(Directions for this task): Filter these entries so that only lines with the word "snake" remain.
(Study material begins)
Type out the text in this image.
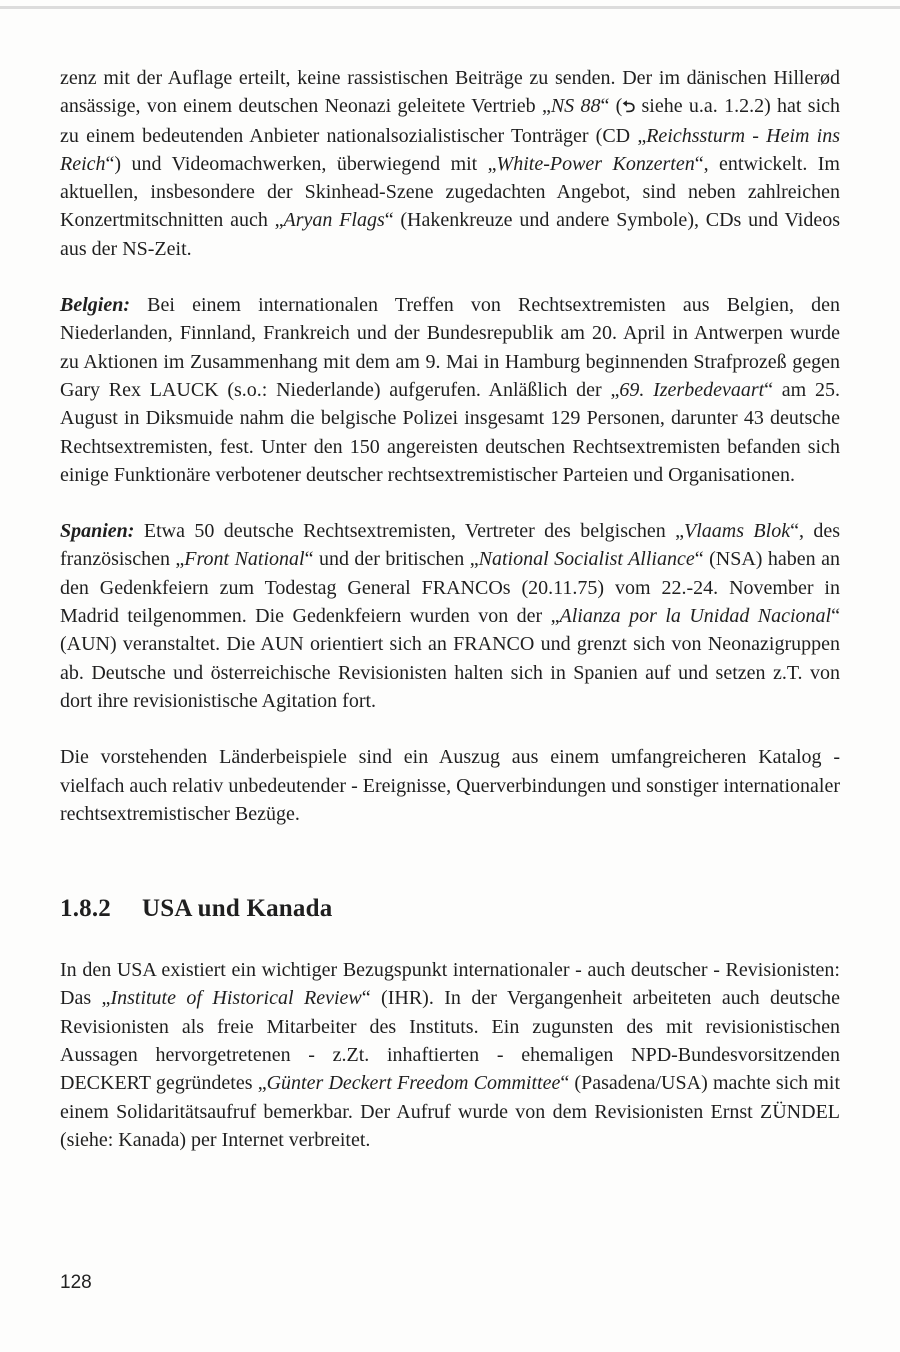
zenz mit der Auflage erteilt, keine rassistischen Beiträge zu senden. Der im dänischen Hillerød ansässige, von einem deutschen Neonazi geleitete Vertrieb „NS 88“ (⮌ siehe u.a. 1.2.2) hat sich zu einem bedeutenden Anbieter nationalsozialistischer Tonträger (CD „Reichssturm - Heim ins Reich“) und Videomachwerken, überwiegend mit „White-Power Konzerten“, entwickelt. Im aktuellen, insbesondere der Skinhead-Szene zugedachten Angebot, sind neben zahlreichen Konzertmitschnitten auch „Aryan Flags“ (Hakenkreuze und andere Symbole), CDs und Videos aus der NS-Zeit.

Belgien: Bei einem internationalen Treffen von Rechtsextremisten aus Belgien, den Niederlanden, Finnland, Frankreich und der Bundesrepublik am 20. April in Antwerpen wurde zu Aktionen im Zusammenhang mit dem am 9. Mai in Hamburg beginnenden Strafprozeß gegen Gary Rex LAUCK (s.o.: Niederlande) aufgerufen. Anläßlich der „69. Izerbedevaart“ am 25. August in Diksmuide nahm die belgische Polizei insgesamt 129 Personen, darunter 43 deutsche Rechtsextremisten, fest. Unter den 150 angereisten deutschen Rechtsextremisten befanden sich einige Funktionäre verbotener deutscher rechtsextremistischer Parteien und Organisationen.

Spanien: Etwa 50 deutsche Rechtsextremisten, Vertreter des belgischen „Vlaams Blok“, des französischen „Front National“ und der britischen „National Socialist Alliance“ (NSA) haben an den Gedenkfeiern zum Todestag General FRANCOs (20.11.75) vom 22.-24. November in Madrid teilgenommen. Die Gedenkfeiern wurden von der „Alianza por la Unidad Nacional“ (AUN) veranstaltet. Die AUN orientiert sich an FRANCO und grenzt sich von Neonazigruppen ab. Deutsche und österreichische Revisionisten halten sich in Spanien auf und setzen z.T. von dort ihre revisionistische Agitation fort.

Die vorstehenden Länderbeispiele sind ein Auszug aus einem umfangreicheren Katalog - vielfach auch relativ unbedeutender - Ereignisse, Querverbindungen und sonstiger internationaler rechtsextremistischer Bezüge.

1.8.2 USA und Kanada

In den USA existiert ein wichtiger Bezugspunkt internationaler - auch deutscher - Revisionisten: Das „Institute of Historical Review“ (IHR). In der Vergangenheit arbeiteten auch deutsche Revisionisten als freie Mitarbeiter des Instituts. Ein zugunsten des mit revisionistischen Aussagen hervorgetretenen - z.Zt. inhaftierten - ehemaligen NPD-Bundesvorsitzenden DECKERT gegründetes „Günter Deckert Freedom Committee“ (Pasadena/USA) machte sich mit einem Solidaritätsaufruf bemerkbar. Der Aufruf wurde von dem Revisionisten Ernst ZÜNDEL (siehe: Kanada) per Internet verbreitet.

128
(Study material ends)
(Study material begins)
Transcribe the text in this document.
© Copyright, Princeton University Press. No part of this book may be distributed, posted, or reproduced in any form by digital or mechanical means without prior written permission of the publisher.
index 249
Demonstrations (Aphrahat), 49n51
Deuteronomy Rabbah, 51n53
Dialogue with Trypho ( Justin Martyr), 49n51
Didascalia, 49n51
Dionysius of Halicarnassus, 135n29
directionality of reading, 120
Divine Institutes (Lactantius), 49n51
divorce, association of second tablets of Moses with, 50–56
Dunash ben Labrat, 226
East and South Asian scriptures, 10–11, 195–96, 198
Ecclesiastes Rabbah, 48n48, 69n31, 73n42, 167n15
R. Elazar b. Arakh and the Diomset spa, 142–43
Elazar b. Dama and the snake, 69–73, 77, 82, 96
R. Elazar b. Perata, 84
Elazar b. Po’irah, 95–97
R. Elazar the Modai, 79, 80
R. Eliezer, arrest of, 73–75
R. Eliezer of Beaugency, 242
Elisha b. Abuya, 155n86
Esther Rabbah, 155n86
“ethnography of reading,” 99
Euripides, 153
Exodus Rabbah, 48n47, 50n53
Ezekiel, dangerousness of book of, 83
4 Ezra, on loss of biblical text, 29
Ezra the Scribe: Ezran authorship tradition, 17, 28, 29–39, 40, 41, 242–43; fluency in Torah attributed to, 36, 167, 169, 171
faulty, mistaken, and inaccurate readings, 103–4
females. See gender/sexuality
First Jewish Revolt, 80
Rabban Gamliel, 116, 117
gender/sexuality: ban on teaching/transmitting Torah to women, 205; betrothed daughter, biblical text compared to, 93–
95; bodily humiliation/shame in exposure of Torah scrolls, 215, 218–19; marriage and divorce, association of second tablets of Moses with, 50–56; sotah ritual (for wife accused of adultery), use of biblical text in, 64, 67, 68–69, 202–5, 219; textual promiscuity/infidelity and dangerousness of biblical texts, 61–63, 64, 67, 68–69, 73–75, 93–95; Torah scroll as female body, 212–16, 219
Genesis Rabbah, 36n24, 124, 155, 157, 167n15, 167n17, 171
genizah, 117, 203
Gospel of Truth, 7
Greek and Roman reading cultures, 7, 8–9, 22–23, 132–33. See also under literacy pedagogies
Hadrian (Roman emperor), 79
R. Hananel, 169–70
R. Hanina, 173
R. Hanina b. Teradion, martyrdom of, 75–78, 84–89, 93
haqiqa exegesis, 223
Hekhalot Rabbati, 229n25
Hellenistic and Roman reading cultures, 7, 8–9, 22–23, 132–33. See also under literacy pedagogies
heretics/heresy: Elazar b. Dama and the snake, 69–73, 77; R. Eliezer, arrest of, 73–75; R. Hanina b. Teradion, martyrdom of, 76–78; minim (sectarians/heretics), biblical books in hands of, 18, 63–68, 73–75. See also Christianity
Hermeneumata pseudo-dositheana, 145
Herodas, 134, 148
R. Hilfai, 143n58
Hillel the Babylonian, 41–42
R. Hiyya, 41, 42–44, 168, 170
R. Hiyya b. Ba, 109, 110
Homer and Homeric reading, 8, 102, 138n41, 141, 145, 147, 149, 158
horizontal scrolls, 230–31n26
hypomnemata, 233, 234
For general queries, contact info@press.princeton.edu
(Study material ends)
(Result):
Elazar b. Dama and the snake, 69–73, 77, 82, 96
heretics/heresy: Elazar b. Dama and the snake, 69–73, 77; R. Eliezer, arrest of, 73–75; R. Hanina b. Teradion, martyrdom of, 76–78; minim (sectarians/heretics), biblical books in hands of, 18, 63–68, 73–75. See also Christianity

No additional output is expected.